> THE EXERCISE
Extract the text of every entry below exactly; leave images out.

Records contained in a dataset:
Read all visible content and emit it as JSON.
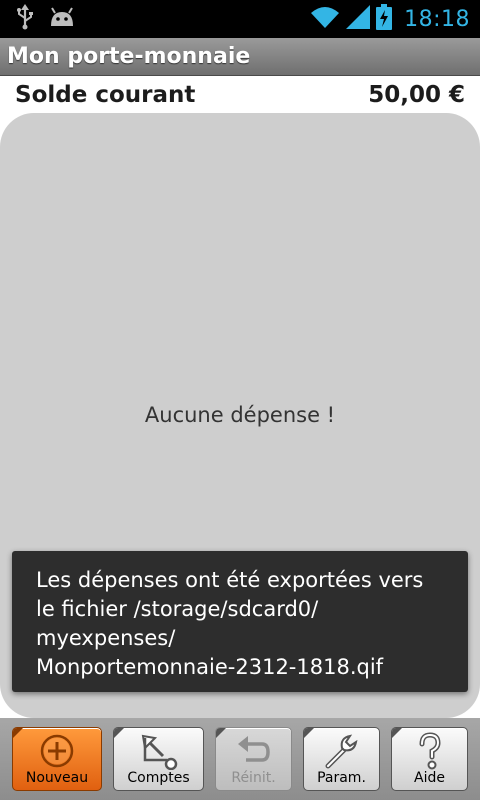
{
  "status_bar": {
    "time": "18:18",
    "icons": [
      "usb-icon",
      "android-debug-icon",
      "wifi-icon",
      "signal-icon",
      "battery-charging-icon"
    ],
    "time_color": "#33b5e5"
  },
  "app": {
    "title": "Mon porte-monnaie"
  },
  "balance": {
    "label": "Solde courant",
    "value": "50,00 €"
  },
  "list": {
    "empty_text": "Aucune dépense !"
  },
  "toast": {
    "message": "Les dépenses ont été exportées vers\nle fichier /storage/sdcard0/\nmyexpenses/\nMonportemonnaie-2312-1818.qif"
  },
  "toolbar": {
    "buttons": [
      {
        "label": "Nouveau",
        "icon": "add-icon",
        "state": "active"
      },
      {
        "label": "Comptes",
        "icon": "accounts-icon",
        "state": "enabled"
      },
      {
        "label": "Réinit.",
        "icon": "undo-icon",
        "state": "disabled"
      },
      {
        "label": "Param.",
        "icon": "wrench-icon",
        "state": "enabled"
      },
      {
        "label": "Aide",
        "icon": "help-icon",
        "state": "enabled"
      }
    ]
  },
  "colors": {
    "accent_orange": "#f07820",
    "panel_gray": "#cecece",
    "toast_bg": "#2d2d2d"
  }
}
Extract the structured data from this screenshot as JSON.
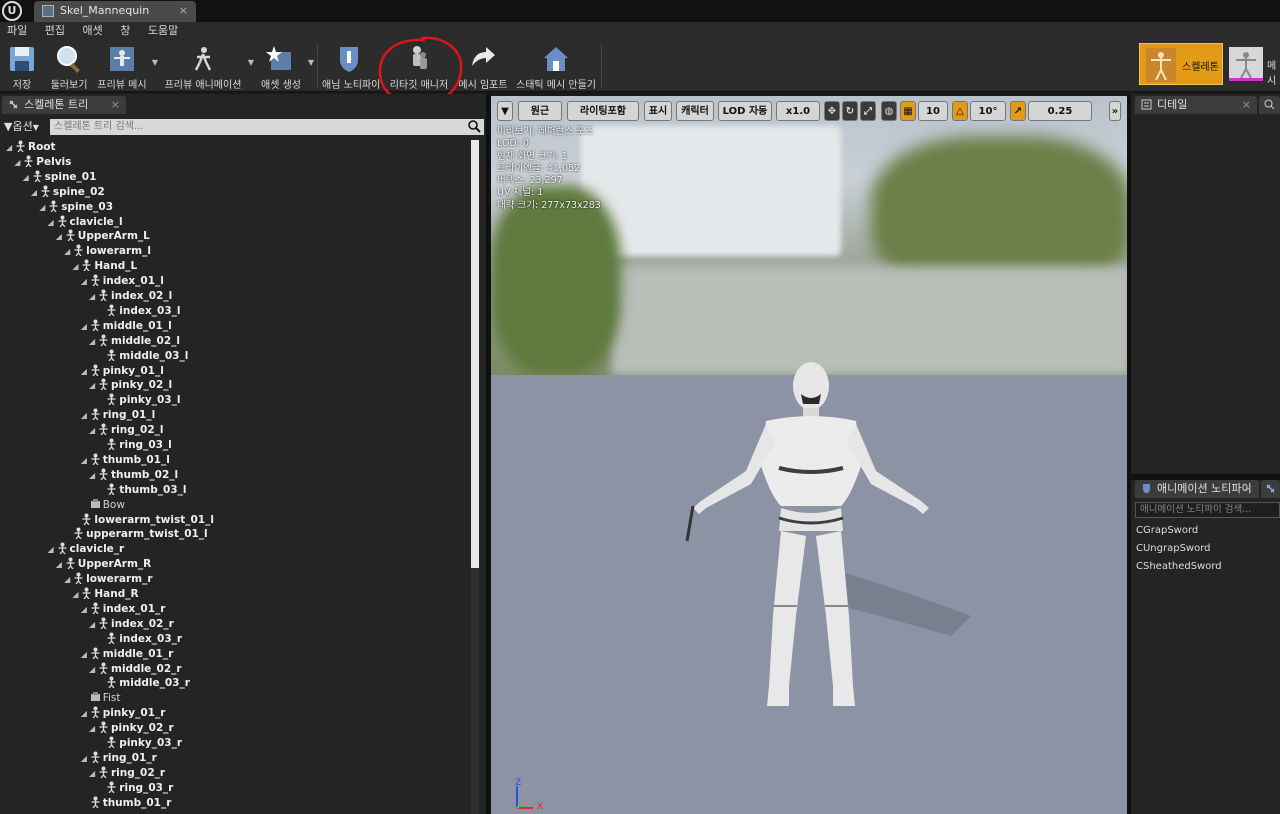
{
  "titlebar": {
    "logo": "U",
    "tab_title": "Skel_Mannequin",
    "tab_close": "×"
  },
  "menu": [
    "파일",
    "편집",
    "애셋",
    "창",
    "도움말"
  ],
  "toolbar": {
    "save": "저장",
    "browse": "둘러보기",
    "preview_mesh": "프리뷰 메시",
    "preview_anim": "프리뷰 애니메이션",
    "create_asset": "애셋 생성",
    "anim_notify": "애님 노티파이",
    "retarget_manager": "리타깃 매니저",
    "import_mesh": "메시 임포트",
    "make_static_mesh": "스태틱 메시 만들기",
    "mode_skeleton": "스켈레톤",
    "mode_mesh": "메시"
  },
  "skeleton_tree": {
    "tab_label": "스켈레톤 트리",
    "tab_close": "×",
    "options_label": "옵션",
    "search_placeholder": "스켈레톤 트리 검색...",
    "rows": [
      {
        "label": "Root",
        "depth": 0,
        "kind": "bone"
      },
      {
        "label": "Pelvis",
        "depth": 1,
        "kind": "bone"
      },
      {
        "label": "spine_01",
        "depth": 2,
        "kind": "bone"
      },
      {
        "label": "spine_02",
        "depth": 3,
        "kind": "bone"
      },
      {
        "label": "spine_03",
        "depth": 4,
        "kind": "bone"
      },
      {
        "label": "clavicle_l",
        "depth": 5,
        "kind": "bone"
      },
      {
        "label": "UpperArm_L",
        "depth": 6,
        "kind": "bone"
      },
      {
        "label": "lowerarm_l",
        "depth": 7,
        "kind": "bone"
      },
      {
        "label": "Hand_L",
        "depth": 8,
        "kind": "bone"
      },
      {
        "label": "index_01_l",
        "depth": 9,
        "kind": "bone"
      },
      {
        "label": "index_02_l",
        "depth": 10,
        "kind": "bone"
      },
      {
        "label": "index_03_l",
        "depth": 11,
        "kind": "bone"
      },
      {
        "label": "middle_01_l",
        "depth": 9,
        "kind": "bone"
      },
      {
        "label": "middle_02_l",
        "depth": 10,
        "kind": "bone"
      },
      {
        "label": "middle_03_l",
        "depth": 11,
        "kind": "bone"
      },
      {
        "label": "pinky_01_l",
        "depth": 9,
        "kind": "bone"
      },
      {
        "label": "pinky_02_l",
        "depth": 10,
        "kind": "bone"
      },
      {
        "label": "pinky_03_l",
        "depth": 11,
        "kind": "bone"
      },
      {
        "label": "ring_01_l",
        "depth": 9,
        "kind": "bone"
      },
      {
        "label": "ring_02_l",
        "depth": 10,
        "kind": "bone"
      },
      {
        "label": "ring_03_l",
        "depth": 11,
        "kind": "bone"
      },
      {
        "label": "thumb_01_l",
        "depth": 9,
        "kind": "bone"
      },
      {
        "label": "thumb_02_l",
        "depth": 10,
        "kind": "bone"
      },
      {
        "label": "thumb_03_l",
        "depth": 11,
        "kind": "bone"
      },
      {
        "label": "Bow",
        "depth": 9,
        "kind": "socket"
      },
      {
        "label": "lowerarm_twist_01_l",
        "depth": 8,
        "kind": "bone"
      },
      {
        "label": "upperarm_twist_01_l",
        "depth": 7,
        "kind": "bone"
      },
      {
        "label": "clavicle_r",
        "depth": 5,
        "kind": "bone"
      },
      {
        "label": "UpperArm_R",
        "depth": 6,
        "kind": "bone"
      },
      {
        "label": "lowerarm_r",
        "depth": 7,
        "kind": "bone"
      },
      {
        "label": "Hand_R",
        "depth": 8,
        "kind": "bone"
      },
      {
        "label": "index_01_r",
        "depth": 9,
        "kind": "bone"
      },
      {
        "label": "index_02_r",
        "depth": 10,
        "kind": "bone"
      },
      {
        "label": "index_03_r",
        "depth": 11,
        "kind": "bone"
      },
      {
        "label": "middle_01_r",
        "depth": 9,
        "kind": "bone"
      },
      {
        "label": "middle_02_r",
        "depth": 10,
        "kind": "bone"
      },
      {
        "label": "middle_03_r",
        "depth": 11,
        "kind": "bone"
      },
      {
        "label": "Fist",
        "depth": 9,
        "kind": "socket"
      },
      {
        "label": "pinky_01_r",
        "depth": 9,
        "kind": "bone"
      },
      {
        "label": "pinky_02_r",
        "depth": 10,
        "kind": "bone"
      },
      {
        "label": "pinky_03_r",
        "depth": 11,
        "kind": "bone"
      },
      {
        "label": "ring_01_r",
        "depth": 9,
        "kind": "bone"
      },
      {
        "label": "ring_02_r",
        "depth": 10,
        "kind": "bone"
      },
      {
        "label": "ring_03_r",
        "depth": 11,
        "kind": "bone"
      },
      {
        "label": "thumb_01_r",
        "depth": 9,
        "kind": "bone"
      }
    ]
  },
  "viewport": {
    "perspective": "원근",
    "lighting": "라이팅포함",
    "show": "표시",
    "character": "캐릭터",
    "lod": "LOD 자동",
    "speed": "x1.0",
    "grid_value": "10",
    "angle_value": "10°",
    "scale_value": "0.25",
    "info": [
      "미리보기: 레퍼런스 포즈",
      "LOD: 0",
      "현재 화면 크기: 1",
      "트라이앵글: 41,052",
      "버텍스: 23,297",
      "UV 채널: 1",
      "대략 크기: 277x73x283"
    ],
    "axis_z": "Z",
    "axis_x": "X"
  },
  "details": {
    "tab_label": "디테일",
    "tab_close": "×"
  },
  "anim_notifies": {
    "tab_label": "애니메이션 노티파이",
    "tab_close": "×",
    "search_placeholder": "애니메이션 노티파이 검색...",
    "items": [
      "CGrapSword",
      "CUngrapSword",
      "CSheathedSword"
    ]
  },
  "colors": {
    "accent_orange": "#e39b17",
    "highlight_red": "#e0141b"
  }
}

> OUTPUT FOR THIS TASK
Read all visible content and emit it as JSON.
{
  "status_bar": {
    "time": "18:18",
    "icons": [
      "usb-icon",
      "android-debug-icon",
      "wifi-icon",
      "signal-icon",
      "battery-charging-icon"
    ],
    "time_color": "#33b5e5"
  },
  "app": {
    "title": "Mon porte-monnaie"
  },
  "balance": {
    "label": "Solde courant",
    "value": "50,00 €"
  },
  "list": {
    "empty_text": "Aucune dépense !"
  },
  "toast": {
    "message": "Les dépenses ont été exportées vers\nle fichier /storage/sdcard0/\nmyexpenses/\nMonportemonnaie-2312-1818.qif"
  },
  "toolbar": {
    "buttons": [
      {
        "label": "Nouveau",
        "icon": "add-icon",
        "state": "active"
      },
      {
        "label": "Comptes",
        "icon": "accounts-icon",
        "state": "enabled"
      },
      {
        "label": "Réinit.",
        "icon": "undo-icon",
        "state": "disabled"
      },
      {
        "label": "Param.",
        "icon": "wrench-icon",
        "state": "enabled"
      },
      {
        "label": "Aide",
        "icon": "help-icon",
        "state": "enabled"
      }
    ]
  },
  "colors": {
    "accent_orange": "#f07820",
    "panel_gray": "#cecece",
    "toast_bg": "#2d2d2d"
  }
}
Extract the structured data from this screenshot as JSON.
{
  "titlebar": {
    "logo": "U",
    "tab_title": "Skel_Mannequin",
    "tab_close": "×"
  },
  "menu": [
    "파일",
    "편집",
    "애셋",
    "창",
    "도움말"
  ],
  "toolbar": {
    "save": "저장",
    "browse": "둘러보기",
    "preview_mesh": "프리뷰 메시",
    "preview_anim": "프리뷰 애니메이션",
    "create_asset": "애셋 생성",
    "anim_notify": "애님 노티파이",
    "retarget_manager": "리타깃 매니저",
    "import_mesh": "메시 임포트",
    "make_static_mesh": "스태틱 메시 만들기",
    "mode_skeleton": "스켈레톤",
    "mode_mesh": "메시"
  },
  "skeleton_tree": {
    "tab_label": "스켈레톤 트리",
    "tab_close": "×",
    "options_label": "옵션",
    "search_placeholder": "스켈레톤 트리 검색...",
    "rows": [
      {
        "label": "Root",
        "depth": 0,
        "kind": "bone"
      },
      {
        "label": "Pelvis",
        "depth": 1,
        "kind": "bone"
      },
      {
        "label": "spine_01",
        "depth": 2,
        "kind": "bone"
      },
      {
        "label": "spine_02",
        "depth": 3,
        "kind": "bone"
      },
      {
        "label": "spine_03",
        "depth": 4,
        "kind": "bone"
      },
      {
        "label": "clavicle_l",
        "depth": 5,
        "kind": "bone"
      },
      {
        "label": "UpperArm_L",
        "depth": 6,
        "kind": "bone"
      },
      {
        "label": "lowerarm_l",
        "depth": 7,
        "kind": "bone"
      },
      {
        "label": "Hand_L",
        "depth": 8,
        "kind": "bone"
      },
      {
        "label": "index_01_l",
        "depth": 9,
        "kind": "bone"
      },
      {
        "label": "index_02_l",
        "depth": 10,
        "kind": "bone"
      },
      {
        "label": "index_03_l",
        "depth": 11,
        "kind": "bone"
      },
      {
        "label": "middle_01_l",
        "depth": 9,
        "kind": "bone"
      },
      {
        "label": "middle_02_l",
        "depth": 10,
        "kind": "bone"
      },
      {
        "label": "middle_03_l",
        "depth": 11,
        "kind": "bone"
      },
      {
        "label": "pinky_01_l",
        "depth": 9,
        "kind": "bone"
      },
      {
        "label": "pinky_02_l",
        "depth": 10,
        "kind": "bone"
      },
      {
        "label": "pinky_03_l",
        "depth": 11,
        "kind": "bone"
      },
      {
        "label": "ring_01_l",
        "depth": 9,
        "kind": "bone"
      },
      {
        "label": "ring_02_l",
        "depth": 10,
        "kind": "bone"
      },
      {
        "label": "ring_03_l",
        "depth": 11,
        "kind": "bone"
      },
      {
        "label": "thumb_01_l",
        "depth": 9,
        "kind": "bone"
      },
      {
        "label": "thumb_02_l",
        "depth": 10,
        "kind": "bone"
      },
      {
        "label": "thumb_03_l",
        "depth": 11,
        "kind": "bone"
      },
      {
        "label": "Bow",
        "depth": 9,
        "kind": "socket"
      },
      {
        "label": "lowerarm_twist_01_l",
        "depth": 8,
        "kind": "bone"
      },
      {
        "label": "upperarm_twist_01_l",
        "depth": 7,
        "kind": "bone"
      },
      {
        "label": "clavicle_r",
        "depth": 5,
        "kind": "bone"
      },
      {
        "label": "UpperArm_R",
        "depth": 6,
        "kind": "bone"
      },
      {
        "label": "lowerarm_r",
        "depth": 7,
        "kind": "bone"
      },
      {
        "label": "Hand_R",
        "depth": 8,
        "kind": "bone"
      },
      {
        "label": "index_01_r",
        "depth": 9,
        "kind": "bone"
      },
      {
        "label": "index_02_r",
        "depth": 10,
        "kind": "bone"
      },
      {
        "label": "index_03_r",
        "depth": 11,
        "kind": "bone"
      },
      {
        "label": "middle_01_r",
        "depth": 9,
        "kind": "bone"
      },
      {
        "label": "middle_02_r",
        "depth": 10,
        "kind": "bone"
      },
      {
        "label": "middle_03_r",
        "depth": 11,
        "kind": "bone"
      },
      {
        "label": "Fist",
        "depth": 9,
        "kind": "socket"
      },
      {
        "label": "pinky_01_r",
        "depth": 9,
        "kind": "bone"
      },
      {
        "label": "pinky_02_r",
        "depth": 10,
        "kind": "bone"
      },
      {
        "label": "pinky_03_r",
        "depth": 11,
        "kind": "bone"
      },
      {
        "label": "ring_01_r",
        "depth": 9,
        "kind": "bone"
      },
      {
        "label": "ring_02_r",
        "depth": 10,
        "kind": "bone"
      },
      {
        "label": "ring_03_r",
        "depth": 11,
        "kind": "bone"
      },
      {
        "label": "thumb_01_r",
        "depth": 9,
        "kind": "bone"
      }
    ]
  },
  "viewport": {
    "perspective": "원근",
    "lighting": "라이팅포함",
    "show": "표시",
    "character": "캐릭터",
    "lod": "LOD 자동",
    "speed": "x1.0",
    "grid_value": "10",
    "angle_value": "10°",
    "scale_value": "0.25",
    "info": [
      "미리보기: 레퍼런스 포즈",
      "LOD: 0",
      "현재 화면 크기: 1",
      "트라이앵글: 41,052",
      "버텍스: 23,297",
      "UV 채널: 1",
      "대략 크기: 277x73x283"
    ],
    "axis_z": "Z",
    "axis_x": "X"
  },
  "details": {
    "tab_label": "디테일",
    "tab_close": "×"
  },
  "anim_notifies": {
    "tab_label": "애니메이션 노티파이",
    "tab_close": "×",
    "search_placeholder": "애니메이션 노티파이 검색...",
    "items": [
      "CGrapSword",
      "CUngrapSword",
      "CSheathedSword"
    ]
  },
  "colors": {
    "accent_orange": "#e39b17",
    "highlight_red": "#e0141b"
  }
}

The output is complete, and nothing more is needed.